• Stated problem:
Return the lines below that carry the word "JSON".

════════════════

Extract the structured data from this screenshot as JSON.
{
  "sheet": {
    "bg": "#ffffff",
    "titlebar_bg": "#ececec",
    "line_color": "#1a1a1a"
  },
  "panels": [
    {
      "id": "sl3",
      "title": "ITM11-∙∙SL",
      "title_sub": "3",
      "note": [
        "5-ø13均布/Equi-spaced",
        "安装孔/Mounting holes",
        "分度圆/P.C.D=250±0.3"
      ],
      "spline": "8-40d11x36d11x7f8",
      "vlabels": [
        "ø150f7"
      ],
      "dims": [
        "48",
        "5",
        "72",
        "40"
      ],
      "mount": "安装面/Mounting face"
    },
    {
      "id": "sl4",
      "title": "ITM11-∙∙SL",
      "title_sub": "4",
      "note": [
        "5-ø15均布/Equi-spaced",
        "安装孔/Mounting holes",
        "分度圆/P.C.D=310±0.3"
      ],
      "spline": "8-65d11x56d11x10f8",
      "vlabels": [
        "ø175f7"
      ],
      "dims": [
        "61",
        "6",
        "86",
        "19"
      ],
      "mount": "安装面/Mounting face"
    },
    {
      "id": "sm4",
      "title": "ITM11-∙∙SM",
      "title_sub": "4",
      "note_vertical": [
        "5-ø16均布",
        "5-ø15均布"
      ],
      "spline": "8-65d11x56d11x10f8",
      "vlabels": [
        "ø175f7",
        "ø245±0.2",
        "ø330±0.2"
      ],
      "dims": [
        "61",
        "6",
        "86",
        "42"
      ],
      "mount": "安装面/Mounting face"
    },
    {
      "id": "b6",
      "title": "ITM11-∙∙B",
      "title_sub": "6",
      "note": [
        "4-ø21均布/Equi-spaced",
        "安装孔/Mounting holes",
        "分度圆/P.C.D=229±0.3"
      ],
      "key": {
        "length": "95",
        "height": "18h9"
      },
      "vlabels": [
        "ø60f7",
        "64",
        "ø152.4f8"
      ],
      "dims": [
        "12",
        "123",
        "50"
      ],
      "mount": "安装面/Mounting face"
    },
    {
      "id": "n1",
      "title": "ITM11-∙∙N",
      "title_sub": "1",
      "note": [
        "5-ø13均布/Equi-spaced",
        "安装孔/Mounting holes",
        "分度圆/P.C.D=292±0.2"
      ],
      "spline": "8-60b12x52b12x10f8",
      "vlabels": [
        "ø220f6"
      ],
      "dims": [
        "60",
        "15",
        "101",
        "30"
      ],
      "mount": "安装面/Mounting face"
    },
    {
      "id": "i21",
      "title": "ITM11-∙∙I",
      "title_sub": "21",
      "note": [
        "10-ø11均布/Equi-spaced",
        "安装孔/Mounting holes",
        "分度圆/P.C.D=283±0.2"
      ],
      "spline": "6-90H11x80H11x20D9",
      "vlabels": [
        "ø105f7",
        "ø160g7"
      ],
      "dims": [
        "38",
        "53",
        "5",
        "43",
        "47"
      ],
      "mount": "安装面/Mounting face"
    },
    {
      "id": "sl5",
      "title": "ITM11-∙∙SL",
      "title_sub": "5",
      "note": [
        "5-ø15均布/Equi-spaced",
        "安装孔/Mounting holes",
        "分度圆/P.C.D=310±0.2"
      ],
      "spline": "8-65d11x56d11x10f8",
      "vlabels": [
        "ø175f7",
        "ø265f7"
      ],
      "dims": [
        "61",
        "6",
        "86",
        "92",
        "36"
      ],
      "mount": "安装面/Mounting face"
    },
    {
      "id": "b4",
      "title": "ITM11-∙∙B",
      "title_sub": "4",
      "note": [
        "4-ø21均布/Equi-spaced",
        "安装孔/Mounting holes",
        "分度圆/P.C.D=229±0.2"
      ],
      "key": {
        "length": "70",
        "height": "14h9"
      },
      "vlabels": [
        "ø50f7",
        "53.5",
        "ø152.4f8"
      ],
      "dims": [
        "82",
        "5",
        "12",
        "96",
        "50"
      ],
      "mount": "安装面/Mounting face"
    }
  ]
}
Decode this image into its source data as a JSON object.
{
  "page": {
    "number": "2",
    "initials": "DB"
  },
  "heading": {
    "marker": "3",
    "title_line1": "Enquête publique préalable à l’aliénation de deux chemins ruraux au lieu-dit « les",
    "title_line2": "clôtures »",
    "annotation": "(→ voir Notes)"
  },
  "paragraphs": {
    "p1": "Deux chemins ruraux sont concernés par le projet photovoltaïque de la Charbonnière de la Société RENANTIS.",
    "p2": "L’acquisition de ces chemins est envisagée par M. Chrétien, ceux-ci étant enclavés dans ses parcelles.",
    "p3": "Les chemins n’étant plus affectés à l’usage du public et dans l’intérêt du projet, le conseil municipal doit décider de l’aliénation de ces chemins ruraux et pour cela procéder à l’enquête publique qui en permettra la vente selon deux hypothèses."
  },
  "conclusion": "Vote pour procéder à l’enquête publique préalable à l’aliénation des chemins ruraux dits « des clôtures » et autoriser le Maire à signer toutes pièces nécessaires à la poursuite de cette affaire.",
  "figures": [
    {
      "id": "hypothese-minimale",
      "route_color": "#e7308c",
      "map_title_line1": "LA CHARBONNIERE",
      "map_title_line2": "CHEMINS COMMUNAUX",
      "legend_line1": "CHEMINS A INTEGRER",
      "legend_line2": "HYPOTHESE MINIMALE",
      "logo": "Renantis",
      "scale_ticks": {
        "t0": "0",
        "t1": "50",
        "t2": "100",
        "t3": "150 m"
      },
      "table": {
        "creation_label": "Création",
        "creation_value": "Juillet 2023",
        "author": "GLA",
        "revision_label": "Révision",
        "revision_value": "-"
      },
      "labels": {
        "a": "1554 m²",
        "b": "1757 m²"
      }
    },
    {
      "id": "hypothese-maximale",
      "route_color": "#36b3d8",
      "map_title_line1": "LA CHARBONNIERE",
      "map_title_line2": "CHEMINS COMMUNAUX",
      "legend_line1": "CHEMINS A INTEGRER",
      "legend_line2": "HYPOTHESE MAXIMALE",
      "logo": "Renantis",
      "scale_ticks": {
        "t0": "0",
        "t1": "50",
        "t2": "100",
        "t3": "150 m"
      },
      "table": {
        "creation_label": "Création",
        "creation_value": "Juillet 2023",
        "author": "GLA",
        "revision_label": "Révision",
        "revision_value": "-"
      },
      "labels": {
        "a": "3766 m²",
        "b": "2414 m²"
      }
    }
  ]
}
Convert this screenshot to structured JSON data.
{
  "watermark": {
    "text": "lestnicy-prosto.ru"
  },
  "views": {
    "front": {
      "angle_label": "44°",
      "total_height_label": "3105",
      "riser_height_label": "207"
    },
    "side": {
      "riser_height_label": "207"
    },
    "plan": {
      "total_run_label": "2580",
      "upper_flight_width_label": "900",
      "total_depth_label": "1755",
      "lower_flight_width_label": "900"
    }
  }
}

════════════════

• Answer in full:
Extract the structured data from this screenshot as JSON.
Decode this image into its source data as a JSON object.
Convert this screenshot to structured JSON data.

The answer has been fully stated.